╭─ Raw data

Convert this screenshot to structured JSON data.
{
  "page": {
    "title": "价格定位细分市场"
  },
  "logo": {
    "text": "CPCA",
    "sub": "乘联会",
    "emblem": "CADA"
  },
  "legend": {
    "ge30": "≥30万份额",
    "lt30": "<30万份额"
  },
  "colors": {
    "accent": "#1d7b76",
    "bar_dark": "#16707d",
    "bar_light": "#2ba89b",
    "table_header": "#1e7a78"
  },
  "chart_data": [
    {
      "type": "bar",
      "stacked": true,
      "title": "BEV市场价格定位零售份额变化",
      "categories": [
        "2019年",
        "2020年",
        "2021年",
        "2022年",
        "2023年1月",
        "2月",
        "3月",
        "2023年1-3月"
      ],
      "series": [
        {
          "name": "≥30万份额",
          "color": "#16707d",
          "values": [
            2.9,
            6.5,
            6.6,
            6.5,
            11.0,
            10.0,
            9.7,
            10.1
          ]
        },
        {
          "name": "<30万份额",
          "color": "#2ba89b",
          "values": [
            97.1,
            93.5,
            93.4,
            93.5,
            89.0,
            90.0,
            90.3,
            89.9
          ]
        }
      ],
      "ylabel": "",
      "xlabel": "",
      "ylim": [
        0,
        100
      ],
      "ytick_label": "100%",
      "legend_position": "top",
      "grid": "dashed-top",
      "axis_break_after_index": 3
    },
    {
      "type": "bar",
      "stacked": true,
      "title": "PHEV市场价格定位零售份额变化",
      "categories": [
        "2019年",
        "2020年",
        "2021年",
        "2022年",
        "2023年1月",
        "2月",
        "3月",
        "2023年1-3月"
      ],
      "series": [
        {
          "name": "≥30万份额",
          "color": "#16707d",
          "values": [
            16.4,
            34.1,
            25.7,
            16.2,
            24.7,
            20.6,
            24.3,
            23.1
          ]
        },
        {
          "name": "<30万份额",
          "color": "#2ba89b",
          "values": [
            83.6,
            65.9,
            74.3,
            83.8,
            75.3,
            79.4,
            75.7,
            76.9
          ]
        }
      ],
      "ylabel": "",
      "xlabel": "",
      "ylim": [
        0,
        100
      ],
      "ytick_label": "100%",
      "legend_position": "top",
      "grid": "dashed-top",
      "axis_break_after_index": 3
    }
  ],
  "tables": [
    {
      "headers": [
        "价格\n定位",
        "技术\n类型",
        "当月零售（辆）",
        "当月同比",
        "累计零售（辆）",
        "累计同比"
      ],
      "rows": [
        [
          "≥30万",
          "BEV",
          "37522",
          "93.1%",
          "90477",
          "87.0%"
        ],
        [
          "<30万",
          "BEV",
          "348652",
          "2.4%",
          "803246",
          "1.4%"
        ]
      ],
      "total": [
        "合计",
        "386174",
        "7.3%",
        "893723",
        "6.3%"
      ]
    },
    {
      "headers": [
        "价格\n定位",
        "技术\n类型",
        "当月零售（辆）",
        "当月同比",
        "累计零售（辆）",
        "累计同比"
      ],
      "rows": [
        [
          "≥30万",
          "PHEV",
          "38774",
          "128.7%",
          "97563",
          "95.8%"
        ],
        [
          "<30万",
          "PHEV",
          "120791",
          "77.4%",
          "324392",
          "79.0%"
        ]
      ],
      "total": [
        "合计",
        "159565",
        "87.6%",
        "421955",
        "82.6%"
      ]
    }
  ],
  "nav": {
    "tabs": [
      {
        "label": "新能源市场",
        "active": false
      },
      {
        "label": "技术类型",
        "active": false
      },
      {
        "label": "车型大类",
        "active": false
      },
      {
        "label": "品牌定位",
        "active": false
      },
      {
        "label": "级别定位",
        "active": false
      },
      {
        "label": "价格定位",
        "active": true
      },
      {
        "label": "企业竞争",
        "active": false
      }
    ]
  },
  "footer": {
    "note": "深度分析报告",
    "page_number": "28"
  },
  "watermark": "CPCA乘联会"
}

╰─

## [Aim]
Repeat the records above exactly.

## [Expected answer]
Convert this screenshot to structured JSON data.
{
  "page": {
    "title": "价格定位细分市场"
  },
  "logo": {
    "text": "CPCA",
    "sub": "乘联会",
    "emblem": "CADA"
  },
  "legend": {
    "ge30": "≥30万份额",
    "lt30": "<30万份额"
  },
  "colors": {
    "accent": "#1d7b76",
    "bar_dark": "#16707d",
    "bar_light": "#2ba89b",
    "table_header": "#1e7a78"
  },
  "chart_data": [
    {
      "type": "bar",
      "stacked": true,
      "title": "BEV市场价格定位零售份额变化",
      "categories": [
        "2019年",
        "2020年",
        "2021年",
        "2022年",
        "2023年1月",
        "2月",
        "3月",
        "2023年1-3月"
      ],
      "series": [
        {
          "name": "≥30万份额",
          "color": "#16707d",
          "values": [
            2.9,
            6.5,
            6.6,
            6.5,
            11.0,
            10.0,
            9.7,
            10.1
          ]
        },
        {
          "name": "<30万份额",
          "color": "#2ba89b",
          "values": [
            97.1,
            93.5,
            93.4,
            93.5,
            89.0,
            90.0,
            90.3,
            89.9
          ]
        }
      ],
      "ylabel": "",
      "xlabel": "",
      "ylim": [
        0,
        100
      ],
      "ytick_label": "100%",
      "legend_position": "top",
      "grid": "dashed-top",
      "axis_break_after_index": 3
    },
    {
      "type": "bar",
      "stacked": true,
      "title": "PHEV市场价格定位零售份额变化",
      "categories": [
        "2019年",
        "2020年",
        "2021年",
        "2022年",
        "2023年1月",
        "2月",
        "3月",
        "2023年1-3月"
      ],
      "series": [
        {
          "name": "≥30万份额",
          "color": "#16707d",
          "values": [
            16.4,
            34.1,
            25.7,
            16.2,
            24.7,
            20.6,
            24.3,
            23.1
          ]
        },
        {
          "name": "<30万份额",
          "color": "#2ba89b",
          "values": [
            83.6,
            65.9,
            74.3,
            83.8,
            75.3,
            79.4,
            75.7,
            76.9
          ]
        }
      ],
      "ylabel": "",
      "xlabel": "",
      "ylim": [
        0,
        100
      ],
      "ytick_label": "100%",
      "legend_position": "top",
      "grid": "dashed-top",
      "axis_break_after_index": 3
    }
  ],
  "tables": [
    {
      "headers": [
        "价格\n定位",
        "技术\n类型",
        "当月零售（辆）",
        "当月同比",
        "累计零售（辆）",
        "累计同比"
      ],
      "rows": [
        [
          "≥30万",
          "BEV",
          "37522",
          "93.1%",
          "90477",
          "87.0%"
        ],
        [
          "<30万",
          "BEV",
          "348652",
          "2.4%",
          "803246",
          "1.4%"
        ]
      ],
      "total": [
        "合计",
        "386174",
        "7.3%",
        "893723",
        "6.3%"
      ]
    },
    {
      "headers": [
        "价格\n定位",
        "技术\n类型",
        "当月零售（辆）",
        "当月同比",
        "累计零售（辆）",
        "累计同比"
      ],
      "rows": [
        [
          "≥30万",
          "PHEV",
          "38774",
          "128.7%",
          "97563",
          "95.8%"
        ],
        [
          "<30万",
          "PHEV",
          "120791",
          "77.4%",
          "324392",
          "79.0%"
        ]
      ],
      "total": [
        "合计",
        "159565",
        "87.6%",
        "421955",
        "82.6%"
      ]
    }
  ],
  "nav": {
    "tabs": [
      {
        "label": "新能源市场",
        "active": false
      },
      {
        "label": "技术类型",
        "active": false
      },
      {
        "label": "车型大类",
        "active": false
      },
      {
        "label": "品牌定位",
        "active": false
      },
      {
        "label": "级别定位",
        "active": false
      },
      {
        "label": "价格定位",
        "active": true
      },
      {
        "label": "企业竞争",
        "active": false
      }
    ]
  },
  "footer": {
    "note": "深度分析报告",
    "page_number": "28"
  },
  "watermark": "CPCA乘联会"
}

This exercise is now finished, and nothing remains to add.